<<<<
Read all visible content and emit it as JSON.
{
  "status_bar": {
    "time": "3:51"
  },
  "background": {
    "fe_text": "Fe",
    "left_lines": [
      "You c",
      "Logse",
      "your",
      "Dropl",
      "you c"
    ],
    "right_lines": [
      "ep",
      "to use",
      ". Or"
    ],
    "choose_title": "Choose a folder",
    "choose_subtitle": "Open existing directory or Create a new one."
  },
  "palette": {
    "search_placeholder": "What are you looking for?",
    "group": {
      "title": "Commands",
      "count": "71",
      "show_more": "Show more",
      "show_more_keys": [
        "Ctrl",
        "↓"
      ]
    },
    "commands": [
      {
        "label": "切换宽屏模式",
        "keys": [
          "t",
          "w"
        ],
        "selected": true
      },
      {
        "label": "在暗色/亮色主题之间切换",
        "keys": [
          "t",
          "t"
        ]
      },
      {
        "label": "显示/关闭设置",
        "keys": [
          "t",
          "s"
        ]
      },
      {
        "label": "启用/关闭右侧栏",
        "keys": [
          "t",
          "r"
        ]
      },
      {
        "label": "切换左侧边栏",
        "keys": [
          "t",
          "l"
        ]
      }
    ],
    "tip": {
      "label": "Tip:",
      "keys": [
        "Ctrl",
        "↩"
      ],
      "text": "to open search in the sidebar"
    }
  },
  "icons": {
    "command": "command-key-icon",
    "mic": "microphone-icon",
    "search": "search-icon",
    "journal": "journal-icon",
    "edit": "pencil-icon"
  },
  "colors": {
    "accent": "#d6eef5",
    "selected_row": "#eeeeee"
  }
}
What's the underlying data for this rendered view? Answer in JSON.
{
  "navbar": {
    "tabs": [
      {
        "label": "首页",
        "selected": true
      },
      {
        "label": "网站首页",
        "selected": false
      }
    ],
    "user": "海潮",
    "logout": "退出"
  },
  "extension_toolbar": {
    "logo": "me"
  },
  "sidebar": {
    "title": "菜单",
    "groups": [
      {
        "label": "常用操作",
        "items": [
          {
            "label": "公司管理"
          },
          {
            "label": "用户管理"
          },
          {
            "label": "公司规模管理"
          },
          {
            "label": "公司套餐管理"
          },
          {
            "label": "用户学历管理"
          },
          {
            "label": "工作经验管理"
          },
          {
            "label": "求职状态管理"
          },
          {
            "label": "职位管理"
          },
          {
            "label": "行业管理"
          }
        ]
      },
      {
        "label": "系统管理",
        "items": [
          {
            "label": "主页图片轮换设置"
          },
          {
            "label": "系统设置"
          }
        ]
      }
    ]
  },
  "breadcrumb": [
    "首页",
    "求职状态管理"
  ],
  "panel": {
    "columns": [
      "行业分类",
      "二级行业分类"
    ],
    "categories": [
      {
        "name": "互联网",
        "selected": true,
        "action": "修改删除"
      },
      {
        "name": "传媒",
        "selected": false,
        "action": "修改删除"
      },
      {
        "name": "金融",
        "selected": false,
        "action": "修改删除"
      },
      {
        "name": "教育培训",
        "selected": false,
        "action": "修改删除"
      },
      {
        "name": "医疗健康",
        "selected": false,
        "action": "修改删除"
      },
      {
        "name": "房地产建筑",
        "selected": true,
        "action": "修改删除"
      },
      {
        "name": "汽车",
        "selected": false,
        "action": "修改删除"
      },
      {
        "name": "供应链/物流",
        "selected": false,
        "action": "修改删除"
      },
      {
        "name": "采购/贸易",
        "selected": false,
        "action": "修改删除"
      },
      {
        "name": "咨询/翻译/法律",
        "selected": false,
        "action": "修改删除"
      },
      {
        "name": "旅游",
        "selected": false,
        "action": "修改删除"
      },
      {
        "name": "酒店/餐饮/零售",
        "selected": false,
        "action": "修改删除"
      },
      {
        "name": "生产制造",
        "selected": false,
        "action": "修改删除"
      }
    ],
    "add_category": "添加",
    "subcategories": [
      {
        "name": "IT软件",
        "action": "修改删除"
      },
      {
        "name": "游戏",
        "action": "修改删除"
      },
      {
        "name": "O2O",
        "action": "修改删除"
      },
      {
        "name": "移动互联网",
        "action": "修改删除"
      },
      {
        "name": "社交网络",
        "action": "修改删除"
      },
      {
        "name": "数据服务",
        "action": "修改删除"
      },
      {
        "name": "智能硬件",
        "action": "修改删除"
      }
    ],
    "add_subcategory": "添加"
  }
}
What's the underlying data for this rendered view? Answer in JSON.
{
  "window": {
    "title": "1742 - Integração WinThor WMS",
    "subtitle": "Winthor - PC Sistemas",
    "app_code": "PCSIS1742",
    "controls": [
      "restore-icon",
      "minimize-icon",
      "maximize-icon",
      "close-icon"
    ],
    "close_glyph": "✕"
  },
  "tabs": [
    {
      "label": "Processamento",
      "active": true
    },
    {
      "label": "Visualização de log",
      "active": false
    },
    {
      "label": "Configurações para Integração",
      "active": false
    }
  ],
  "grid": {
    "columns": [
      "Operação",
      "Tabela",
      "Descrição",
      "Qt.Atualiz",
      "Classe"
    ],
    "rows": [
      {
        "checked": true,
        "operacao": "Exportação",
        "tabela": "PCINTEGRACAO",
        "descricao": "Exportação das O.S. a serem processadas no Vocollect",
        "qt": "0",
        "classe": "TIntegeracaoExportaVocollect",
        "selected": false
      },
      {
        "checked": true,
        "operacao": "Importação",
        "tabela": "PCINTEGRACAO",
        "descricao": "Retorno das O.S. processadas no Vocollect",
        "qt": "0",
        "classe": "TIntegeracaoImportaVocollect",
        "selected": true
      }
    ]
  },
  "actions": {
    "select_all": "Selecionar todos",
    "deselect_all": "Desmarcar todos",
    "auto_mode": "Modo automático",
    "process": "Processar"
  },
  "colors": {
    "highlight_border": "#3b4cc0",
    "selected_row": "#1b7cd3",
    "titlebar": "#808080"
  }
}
>>>>
● **Task objective**
Type the material above out again, exactly.

● **Answer for this exercise**
Read all visible content and emit it as JSON.
{
  "status_bar": {
    "time": "3:51"
  },
  "background": {
    "fe_text": "Fe",
    "left_lines": [
      "You c",
      "Logse",
      "your",
      "Dropl",
      "you c"
    ],
    "right_lines": [
      "ep",
      "to use",
      ". Or"
    ],
    "choose_title": "Choose a folder",
    "choose_subtitle": "Open existing directory or Create a new one."
  },
  "palette": {
    "search_placeholder": "What are you looking for?",
    "group": {
      "title": "Commands",
      "count": "71",
      "show_more": "Show more",
      "show_more_keys": [
        "Ctrl",
        "↓"
      ]
    },
    "commands": [
      {
        "label": "切换宽屏模式",
        "keys": [
          "t",
          "w"
        ],
        "selected": true
      },
      {
        "label": "在暗色/亮色主题之间切换",
        "keys": [
          "t",
          "t"
        ]
      },
      {
        "label": "显示/关闭设置",
        "keys": [
          "t",
          "s"
        ]
      },
      {
        "label": "启用/关闭右侧栏",
        "keys": [
          "t",
          "r"
        ]
      },
      {
        "label": "切换左侧边栏",
        "keys": [
          "t",
          "l"
        ]
      }
    ],
    "tip": {
      "label": "Tip:",
      "keys": [
        "Ctrl",
        "↩"
      ],
      "text": "to open search in the sidebar"
    }
  },
  "icons": {
    "command": "command-key-icon",
    "mic": "microphone-icon",
    "search": "search-icon",
    "journal": "journal-icon",
    "edit": "pencil-icon"
  },
  "colors": {
    "accent": "#d6eef5",
    "selected_row": "#eeeeee"
  }
}
What's the underlying data for this rendered view? Answer in JSON.
{
  "navbar": {
    "tabs": [
      {
        "label": "首页",
        "selected": true
      },
      {
        "label": "网站首页",
        "selected": false
      }
    ],
    "user": "海潮",
    "logout": "退出"
  },
  "extension_toolbar": {
    "logo": "me"
  },
  "sidebar": {
    "title": "菜单",
    "groups": [
      {
        "label": "常用操作",
        "items": [
          {
            "label": "公司管理"
          },
          {
            "label": "用户管理"
          },
          {
            "label": "公司规模管理"
          },
          {
            "label": "公司套餐管理"
          },
          {
            "label": "用户学历管理"
          },
          {
            "label": "工作经验管理"
          },
          {
            "label": "求职状态管理"
          },
          {
            "label": "职位管理"
          },
          {
            "label": "行业管理"
          }
        ]
      },
      {
        "label": "系统管理",
        "items": [
          {
            "label": "主页图片轮换设置"
          },
          {
            "label": "系统设置"
          }
        ]
      }
    ]
  },
  "breadcrumb": [
    "首页",
    "求职状态管理"
  ],
  "panel": {
    "columns": [
      "行业分类",
      "二级行业分类"
    ],
    "categories": [
      {
        "name": "互联网",
        "selected": true,
        "action": "修改删除"
      },
      {
        "name": "传媒",
        "selected": false,
        "action": "修改删除"
      },
      {
        "name": "金融",
        "selected": false,
        "action": "修改删除"
      },
      {
        "name": "教育培训",
        "selected": false,
        "action": "修改删除"
      },
      {
        "name": "医疗健康",
        "selected": false,
        "action": "修改删除"
      },
      {
        "name": "房地产建筑",
        "selected": true,
        "action": "修改删除"
      },
      {
        "name": "汽车",
        "selected": false,
        "action": "修改删除"
      },
      {
        "name": "供应链/物流",
        "selected": false,
        "action": "修改删除"
      },
      {
        "name": "采购/贸易",
        "selected": false,
        "action": "修改删除"
      },
      {
        "name": "咨询/翻译/法律",
        "selected": false,
        "action": "修改删除"
      },
      {
        "name": "旅游",
        "selected": false,
        "action": "修改删除"
      },
      {
        "name": "酒店/餐饮/零售",
        "selected": false,
        "action": "修改删除"
      },
      {
        "name": "生产制造",
        "selected": false,
        "action": "修改删除"
      }
    ],
    "add_category": "添加",
    "subcategories": [
      {
        "name": "IT软件",
        "action": "修改删除"
      },
      {
        "name": "游戏",
        "action": "修改删除"
      },
      {
        "name": "O2O",
        "action": "修改删除"
      },
      {
        "name": "移动互联网",
        "action": "修改删除"
      },
      {
        "name": "社交网络",
        "action": "修改删除"
      },
      {
        "name": "数据服务",
        "action": "修改删除"
      },
      {
        "name": "智能硬件",
        "action": "修改删除"
      }
    ],
    "add_subcategory": "添加"
  }
}
What's the underlying data for this rendered view? Answer in JSON.
{
  "window": {
    "title": "1742 - Integração WinThor WMS",
    "subtitle": "Winthor - PC Sistemas",
    "app_code": "PCSIS1742",
    "controls": [
      "restore-icon",
      "minimize-icon",
      "maximize-icon",
      "close-icon"
    ],
    "close_glyph": "✕"
  },
  "tabs": [
    {
      "label": "Processamento",
      "active": true
    },
    {
      "label": "Visualização de log",
      "active": false
    },
    {
      "label": "Configurações para Integração",
      "active": false
    }
  ],
  "grid": {
    "columns": [
      "Operação",
      "Tabela",
      "Descrição",
      "Qt.Atualiz",
      "Classe"
    ],
    "rows": [
      {
        "checked": true,
        "operacao": "Exportação",
        "tabela": "PCINTEGRACAO",
        "descricao": "Exportação das O.S. a serem processadas no Vocollect",
        "qt": "0",
        "classe": "TIntegeracaoExportaVocollect",
        "selected": false
      },
      {
        "checked": true,
        "operacao": "Importação",
        "tabela": "PCINTEGRACAO",
        "descricao": "Retorno das O.S. processadas no Vocollect",
        "qt": "0",
        "classe": "TIntegeracaoImportaVocollect",
        "selected": true
      }
    ]
  },
  "actions": {
    "select_all": "Selecionar todos",
    "deselect_all": "Desmarcar todos",
    "auto_mode": "Modo automático",
    "process": "Processar"
  },
  "colors": {
    "highlight_border": "#3b4cc0",
    "selected_row": "#1b7cd3",
    "titlebar": "#808080"
  }
}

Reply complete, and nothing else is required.